- [Requirements] Copy out all lines where "nach" appears.

Figure data in JSON

"""

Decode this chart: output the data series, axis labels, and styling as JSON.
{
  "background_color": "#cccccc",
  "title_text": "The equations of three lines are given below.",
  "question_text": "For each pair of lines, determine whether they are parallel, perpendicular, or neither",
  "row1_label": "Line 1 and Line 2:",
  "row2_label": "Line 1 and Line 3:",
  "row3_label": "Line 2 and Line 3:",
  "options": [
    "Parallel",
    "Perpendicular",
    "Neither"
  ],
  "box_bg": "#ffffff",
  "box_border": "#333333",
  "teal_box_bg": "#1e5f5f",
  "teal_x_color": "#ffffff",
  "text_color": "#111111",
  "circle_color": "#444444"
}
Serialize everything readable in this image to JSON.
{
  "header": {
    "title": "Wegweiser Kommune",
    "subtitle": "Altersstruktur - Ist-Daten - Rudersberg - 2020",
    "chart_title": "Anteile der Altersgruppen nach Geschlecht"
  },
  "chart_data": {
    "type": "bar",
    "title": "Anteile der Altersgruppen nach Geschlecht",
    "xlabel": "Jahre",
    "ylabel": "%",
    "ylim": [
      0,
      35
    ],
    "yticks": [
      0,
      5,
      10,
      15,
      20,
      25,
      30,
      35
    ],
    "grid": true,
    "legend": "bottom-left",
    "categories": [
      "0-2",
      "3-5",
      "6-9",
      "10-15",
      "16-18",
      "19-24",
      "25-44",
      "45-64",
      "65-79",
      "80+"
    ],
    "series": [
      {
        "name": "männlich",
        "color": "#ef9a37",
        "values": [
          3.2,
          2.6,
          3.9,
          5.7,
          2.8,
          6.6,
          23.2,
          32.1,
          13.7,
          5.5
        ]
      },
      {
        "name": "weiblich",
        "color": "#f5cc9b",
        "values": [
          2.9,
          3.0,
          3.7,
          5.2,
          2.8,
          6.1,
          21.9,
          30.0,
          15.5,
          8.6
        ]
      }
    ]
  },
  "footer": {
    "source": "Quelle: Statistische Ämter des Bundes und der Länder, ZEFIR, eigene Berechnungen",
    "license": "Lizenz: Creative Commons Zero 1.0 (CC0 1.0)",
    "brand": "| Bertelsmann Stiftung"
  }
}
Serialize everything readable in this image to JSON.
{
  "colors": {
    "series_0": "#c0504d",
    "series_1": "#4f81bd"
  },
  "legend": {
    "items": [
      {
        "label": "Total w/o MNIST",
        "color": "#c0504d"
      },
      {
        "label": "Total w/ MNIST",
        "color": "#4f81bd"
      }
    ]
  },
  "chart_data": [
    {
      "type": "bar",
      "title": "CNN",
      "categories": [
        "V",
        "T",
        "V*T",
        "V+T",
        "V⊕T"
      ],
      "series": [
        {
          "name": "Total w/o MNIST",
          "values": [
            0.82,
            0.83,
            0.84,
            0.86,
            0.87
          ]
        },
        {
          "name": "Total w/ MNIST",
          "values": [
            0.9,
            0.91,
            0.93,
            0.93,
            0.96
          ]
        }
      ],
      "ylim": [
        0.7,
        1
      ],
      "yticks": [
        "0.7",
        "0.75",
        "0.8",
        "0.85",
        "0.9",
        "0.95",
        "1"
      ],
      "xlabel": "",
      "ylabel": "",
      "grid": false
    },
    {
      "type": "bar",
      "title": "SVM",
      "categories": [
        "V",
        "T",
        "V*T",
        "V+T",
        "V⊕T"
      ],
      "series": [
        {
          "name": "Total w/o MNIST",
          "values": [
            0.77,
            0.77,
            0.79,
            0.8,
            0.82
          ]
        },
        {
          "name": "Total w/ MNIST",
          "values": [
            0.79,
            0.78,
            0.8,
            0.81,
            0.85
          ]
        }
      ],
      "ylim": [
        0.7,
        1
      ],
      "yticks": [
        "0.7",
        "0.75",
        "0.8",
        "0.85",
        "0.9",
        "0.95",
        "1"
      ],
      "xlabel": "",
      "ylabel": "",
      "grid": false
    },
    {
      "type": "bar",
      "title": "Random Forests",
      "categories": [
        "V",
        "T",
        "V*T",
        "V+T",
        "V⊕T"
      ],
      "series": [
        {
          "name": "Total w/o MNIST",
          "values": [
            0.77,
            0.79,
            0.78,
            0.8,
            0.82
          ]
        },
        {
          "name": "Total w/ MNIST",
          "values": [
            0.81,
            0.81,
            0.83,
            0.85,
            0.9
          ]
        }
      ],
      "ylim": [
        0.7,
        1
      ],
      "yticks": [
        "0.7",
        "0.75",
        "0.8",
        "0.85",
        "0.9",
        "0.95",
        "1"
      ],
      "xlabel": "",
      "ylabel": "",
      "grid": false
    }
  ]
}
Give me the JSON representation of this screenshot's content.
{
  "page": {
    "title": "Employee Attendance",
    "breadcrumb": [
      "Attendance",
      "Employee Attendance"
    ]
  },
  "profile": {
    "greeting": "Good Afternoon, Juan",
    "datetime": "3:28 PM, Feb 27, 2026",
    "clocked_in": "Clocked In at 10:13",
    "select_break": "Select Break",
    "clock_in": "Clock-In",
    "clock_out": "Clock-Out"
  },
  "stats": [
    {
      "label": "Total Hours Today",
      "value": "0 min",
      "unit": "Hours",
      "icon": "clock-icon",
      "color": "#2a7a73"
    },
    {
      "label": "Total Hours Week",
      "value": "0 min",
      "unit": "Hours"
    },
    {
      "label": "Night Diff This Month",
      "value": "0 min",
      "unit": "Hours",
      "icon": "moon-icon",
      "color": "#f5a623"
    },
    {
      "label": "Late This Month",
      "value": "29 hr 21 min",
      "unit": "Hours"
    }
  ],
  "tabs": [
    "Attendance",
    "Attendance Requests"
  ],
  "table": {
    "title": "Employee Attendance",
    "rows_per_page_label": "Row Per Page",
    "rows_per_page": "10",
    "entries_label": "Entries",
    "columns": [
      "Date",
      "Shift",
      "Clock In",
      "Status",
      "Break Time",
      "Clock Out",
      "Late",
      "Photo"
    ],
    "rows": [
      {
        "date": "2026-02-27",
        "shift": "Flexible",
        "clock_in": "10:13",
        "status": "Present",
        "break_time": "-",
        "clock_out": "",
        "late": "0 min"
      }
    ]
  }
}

"""

- [Result of the exercise]
    "chart_title": "Anteile der Altersgruppen nach Geschlecht"
    "title": "Anteile der Altersgruppen nach Geschlecht",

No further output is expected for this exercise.